***** Entries provided *****

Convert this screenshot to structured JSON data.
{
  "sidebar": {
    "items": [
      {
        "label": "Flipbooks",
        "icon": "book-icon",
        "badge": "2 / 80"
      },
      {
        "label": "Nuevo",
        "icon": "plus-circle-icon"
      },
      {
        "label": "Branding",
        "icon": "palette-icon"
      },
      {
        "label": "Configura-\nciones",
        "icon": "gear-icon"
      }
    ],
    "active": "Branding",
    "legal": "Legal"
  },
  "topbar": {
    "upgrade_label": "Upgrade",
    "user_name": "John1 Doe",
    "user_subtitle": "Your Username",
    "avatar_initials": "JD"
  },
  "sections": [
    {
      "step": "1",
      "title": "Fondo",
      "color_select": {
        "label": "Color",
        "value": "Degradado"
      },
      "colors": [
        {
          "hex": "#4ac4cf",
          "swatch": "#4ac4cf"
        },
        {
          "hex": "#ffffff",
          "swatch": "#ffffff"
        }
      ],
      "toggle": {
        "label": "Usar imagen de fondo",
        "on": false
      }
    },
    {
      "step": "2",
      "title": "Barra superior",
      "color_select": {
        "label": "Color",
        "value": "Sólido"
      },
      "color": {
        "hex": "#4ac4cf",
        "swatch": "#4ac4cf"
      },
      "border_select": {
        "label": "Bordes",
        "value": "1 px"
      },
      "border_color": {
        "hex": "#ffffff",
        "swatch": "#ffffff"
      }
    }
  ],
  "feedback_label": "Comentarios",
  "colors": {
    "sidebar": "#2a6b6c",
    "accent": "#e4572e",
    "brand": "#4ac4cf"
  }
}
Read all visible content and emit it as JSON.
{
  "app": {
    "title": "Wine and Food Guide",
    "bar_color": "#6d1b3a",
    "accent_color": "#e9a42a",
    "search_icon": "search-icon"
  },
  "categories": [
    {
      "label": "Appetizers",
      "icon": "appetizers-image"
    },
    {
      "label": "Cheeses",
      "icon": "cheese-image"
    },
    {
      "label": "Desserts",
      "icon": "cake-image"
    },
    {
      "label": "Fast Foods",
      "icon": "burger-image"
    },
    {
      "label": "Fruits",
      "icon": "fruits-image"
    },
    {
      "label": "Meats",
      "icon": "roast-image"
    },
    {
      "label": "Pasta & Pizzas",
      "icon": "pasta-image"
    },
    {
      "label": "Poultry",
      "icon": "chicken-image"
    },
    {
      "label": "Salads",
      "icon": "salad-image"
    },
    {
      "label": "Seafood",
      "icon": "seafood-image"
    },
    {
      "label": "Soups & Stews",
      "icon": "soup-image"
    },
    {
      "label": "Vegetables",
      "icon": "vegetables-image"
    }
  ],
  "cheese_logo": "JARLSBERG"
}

*****

Without omitting anything, output the entries exactly.

Convert this screenshot to structured JSON data.
{
  "sidebar": {
    "items": [
      {
        "label": "Flipbooks",
        "icon": "book-icon",
        "badge": "2 / 80"
      },
      {
        "label": "Nuevo",
        "icon": "plus-circle-icon"
      },
      {
        "label": "Branding",
        "icon": "palette-icon"
      },
      {
        "label": "Configura-\nciones",
        "icon": "gear-icon"
      }
    ],
    "active": "Branding",
    "legal": "Legal"
  },
  "topbar": {
    "upgrade_label": "Upgrade",
    "user_name": "John1 Doe",
    "user_subtitle": "Your Username",
    "avatar_initials": "JD"
  },
  "sections": [
    {
      "step": "1",
      "title": "Fondo",
      "color_select": {
        "label": "Color",
        "value": "Degradado"
      },
      "colors": [
        {
          "hex": "#4ac4cf",
          "swatch": "#4ac4cf"
        },
        {
          "hex": "#ffffff",
          "swatch": "#ffffff"
        }
      ],
      "toggle": {
        "label": "Usar imagen de fondo",
        "on": false
      }
    },
    {
      "step": "2",
      "title": "Barra superior",
      "color_select": {
        "label": "Color",
        "value": "Sólido"
      },
      "color": {
        "hex": "#4ac4cf",
        "swatch": "#4ac4cf"
      },
      "border_select": {
        "label": "Bordes",
        "value": "1 px"
      },
      "border_color": {
        "hex": "#ffffff",
        "swatch": "#ffffff"
      }
    }
  ],
  "feedback_label": "Comentarios",
  "colors": {
    "sidebar": "#2a6b6c",
    "accent": "#e4572e",
    "brand": "#4ac4cf"
  }
}
Read all visible content and emit it as JSON.
{
  "app": {
    "title": "Wine and Food Guide",
    "bar_color": "#6d1b3a",
    "accent_color": "#e9a42a",
    "search_icon": "search-icon"
  },
  "categories": [
    {
      "label": "Appetizers",
      "icon": "appetizers-image"
    },
    {
      "label": "Cheeses",
      "icon": "cheese-image"
    },
    {
      "label": "Desserts",
      "icon": "cake-image"
    },
    {
      "label": "Fast Foods",
      "icon": "burger-image"
    },
    {
      "label": "Fruits",
      "icon": "fruits-image"
    },
    {
      "label": "Meats",
      "icon": "roast-image"
    },
    {
      "label": "Pasta & Pizzas",
      "icon": "pasta-image"
    },
    {
      "label": "Poultry",
      "icon": "chicken-image"
    },
    {
      "label": "Salads",
      "icon": "salad-image"
    },
    {
      "label": "Seafood",
      "icon": "seafood-image"
    },
    {
      "label": "Soups & Stews",
      "icon": "soup-image"
    },
    {
      "label": "Vegetables",
      "icon": "vegetables-image"
    }
  ],
  "cheese_logo": "JARLSBERG"
}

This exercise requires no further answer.